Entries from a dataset
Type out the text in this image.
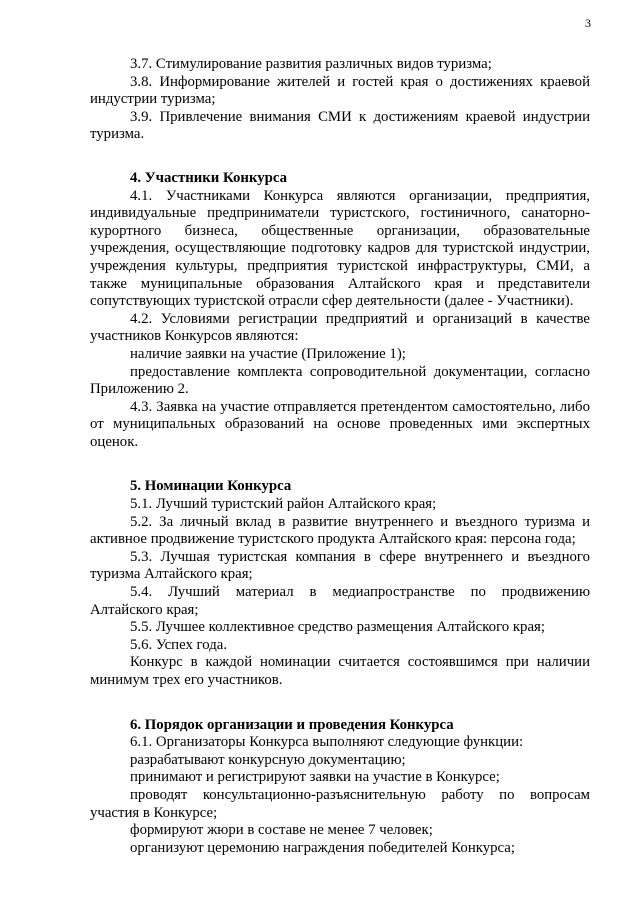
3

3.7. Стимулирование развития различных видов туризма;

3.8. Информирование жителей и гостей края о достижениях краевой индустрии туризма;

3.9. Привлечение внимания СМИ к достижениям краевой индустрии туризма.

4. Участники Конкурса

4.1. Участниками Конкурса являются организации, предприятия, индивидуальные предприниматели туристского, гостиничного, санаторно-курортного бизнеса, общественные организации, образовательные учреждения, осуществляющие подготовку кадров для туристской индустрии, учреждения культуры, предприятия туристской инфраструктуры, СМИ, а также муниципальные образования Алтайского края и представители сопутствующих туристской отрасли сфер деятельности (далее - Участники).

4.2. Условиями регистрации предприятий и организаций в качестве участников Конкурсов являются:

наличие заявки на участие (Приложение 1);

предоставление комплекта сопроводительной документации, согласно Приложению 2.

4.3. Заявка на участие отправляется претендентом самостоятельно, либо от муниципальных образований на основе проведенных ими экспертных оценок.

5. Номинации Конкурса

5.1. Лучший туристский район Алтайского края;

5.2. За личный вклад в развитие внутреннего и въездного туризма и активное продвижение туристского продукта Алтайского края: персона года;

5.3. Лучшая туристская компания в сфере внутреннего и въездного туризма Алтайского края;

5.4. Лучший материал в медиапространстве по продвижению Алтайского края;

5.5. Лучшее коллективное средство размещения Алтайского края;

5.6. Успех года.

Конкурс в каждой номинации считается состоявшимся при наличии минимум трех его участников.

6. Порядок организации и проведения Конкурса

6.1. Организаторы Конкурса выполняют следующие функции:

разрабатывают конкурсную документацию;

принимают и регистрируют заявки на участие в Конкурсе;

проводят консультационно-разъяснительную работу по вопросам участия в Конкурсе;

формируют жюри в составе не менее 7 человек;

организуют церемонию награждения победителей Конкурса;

# Work to do
The word "краевой" may occur in lines of the records. Report how many such lines there are, giving only the number.

# Written solution
2